## [PROVIDED DATA]

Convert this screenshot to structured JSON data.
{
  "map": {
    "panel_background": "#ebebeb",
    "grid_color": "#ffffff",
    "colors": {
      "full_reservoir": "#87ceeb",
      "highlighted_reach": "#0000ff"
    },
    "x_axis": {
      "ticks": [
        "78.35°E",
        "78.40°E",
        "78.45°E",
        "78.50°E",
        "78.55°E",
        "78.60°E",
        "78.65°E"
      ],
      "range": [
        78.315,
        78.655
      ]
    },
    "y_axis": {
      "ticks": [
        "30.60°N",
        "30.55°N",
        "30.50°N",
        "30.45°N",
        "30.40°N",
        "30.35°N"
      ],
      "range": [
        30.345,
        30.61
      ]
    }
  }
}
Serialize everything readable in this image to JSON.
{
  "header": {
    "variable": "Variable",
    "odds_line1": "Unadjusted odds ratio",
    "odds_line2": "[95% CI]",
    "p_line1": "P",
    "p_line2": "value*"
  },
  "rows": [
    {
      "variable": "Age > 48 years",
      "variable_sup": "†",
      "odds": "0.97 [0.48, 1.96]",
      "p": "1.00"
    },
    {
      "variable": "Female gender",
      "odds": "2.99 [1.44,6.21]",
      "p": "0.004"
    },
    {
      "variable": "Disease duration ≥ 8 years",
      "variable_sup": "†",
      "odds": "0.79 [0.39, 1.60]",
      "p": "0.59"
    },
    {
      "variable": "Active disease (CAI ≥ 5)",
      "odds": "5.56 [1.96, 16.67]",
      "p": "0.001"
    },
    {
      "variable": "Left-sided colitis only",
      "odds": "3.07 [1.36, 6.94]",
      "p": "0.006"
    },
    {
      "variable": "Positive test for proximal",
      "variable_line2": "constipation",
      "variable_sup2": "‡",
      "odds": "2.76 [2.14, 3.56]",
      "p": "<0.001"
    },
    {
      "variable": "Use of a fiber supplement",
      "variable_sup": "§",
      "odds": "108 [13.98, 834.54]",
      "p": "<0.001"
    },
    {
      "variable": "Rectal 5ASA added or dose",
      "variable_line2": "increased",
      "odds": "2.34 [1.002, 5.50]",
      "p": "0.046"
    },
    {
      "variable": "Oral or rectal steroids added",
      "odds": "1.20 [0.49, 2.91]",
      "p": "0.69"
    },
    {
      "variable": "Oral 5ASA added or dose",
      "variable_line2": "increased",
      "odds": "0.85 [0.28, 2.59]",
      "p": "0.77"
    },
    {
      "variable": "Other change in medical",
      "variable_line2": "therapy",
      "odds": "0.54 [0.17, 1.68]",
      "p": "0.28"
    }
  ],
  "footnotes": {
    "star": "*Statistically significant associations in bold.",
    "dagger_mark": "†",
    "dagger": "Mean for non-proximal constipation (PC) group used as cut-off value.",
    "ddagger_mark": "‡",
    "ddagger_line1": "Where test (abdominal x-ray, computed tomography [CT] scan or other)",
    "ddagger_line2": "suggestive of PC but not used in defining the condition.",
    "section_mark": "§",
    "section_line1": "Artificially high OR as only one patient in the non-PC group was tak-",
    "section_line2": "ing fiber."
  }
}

## [WHAT YOU NEED TO DO]
Count each line above in which the string "fiber" appears, then state only the total.

## [SOLUTION FOR THIS PROBLEM]
2